### TASK STATEMENT
In the records that follow, locate every line with "name" and extract it.

Dataset records:
════
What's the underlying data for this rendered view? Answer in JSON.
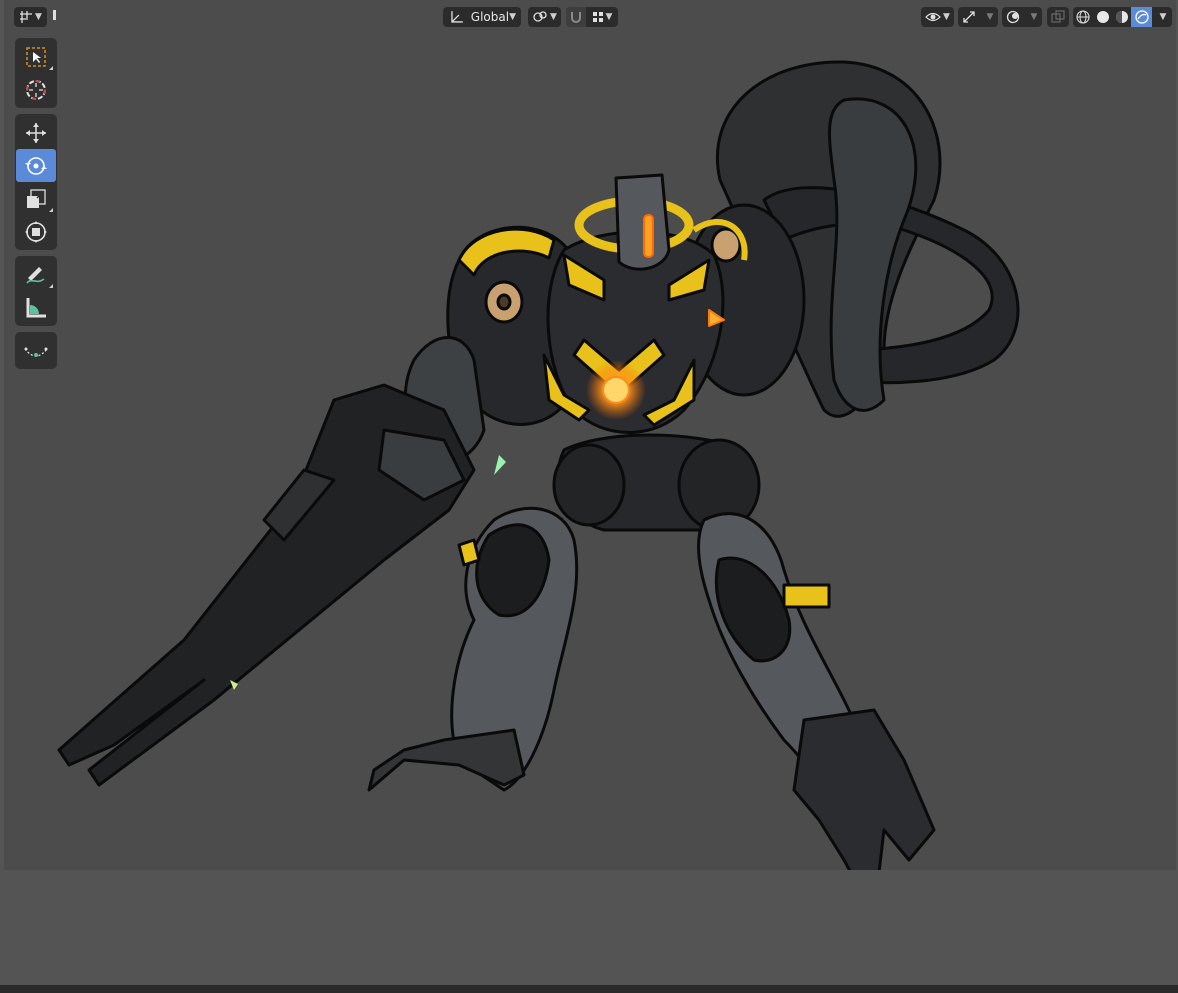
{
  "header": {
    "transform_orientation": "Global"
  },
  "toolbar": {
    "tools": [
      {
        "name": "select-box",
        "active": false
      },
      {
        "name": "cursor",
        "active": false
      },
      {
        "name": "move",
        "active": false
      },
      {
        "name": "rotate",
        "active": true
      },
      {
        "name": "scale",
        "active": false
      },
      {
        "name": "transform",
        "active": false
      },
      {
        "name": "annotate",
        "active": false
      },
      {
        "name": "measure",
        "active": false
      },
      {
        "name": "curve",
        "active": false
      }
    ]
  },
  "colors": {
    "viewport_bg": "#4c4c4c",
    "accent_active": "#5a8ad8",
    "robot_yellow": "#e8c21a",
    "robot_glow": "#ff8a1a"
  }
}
════
### CORRECT RESULT
        "name": "select-box",
        "name": "cursor",
        "name": "move",
        "name": "rotate",
        "name": "scale",
        "name": "transform",
        "name": "annotate",
        "name": "measure",
        "name": "curve",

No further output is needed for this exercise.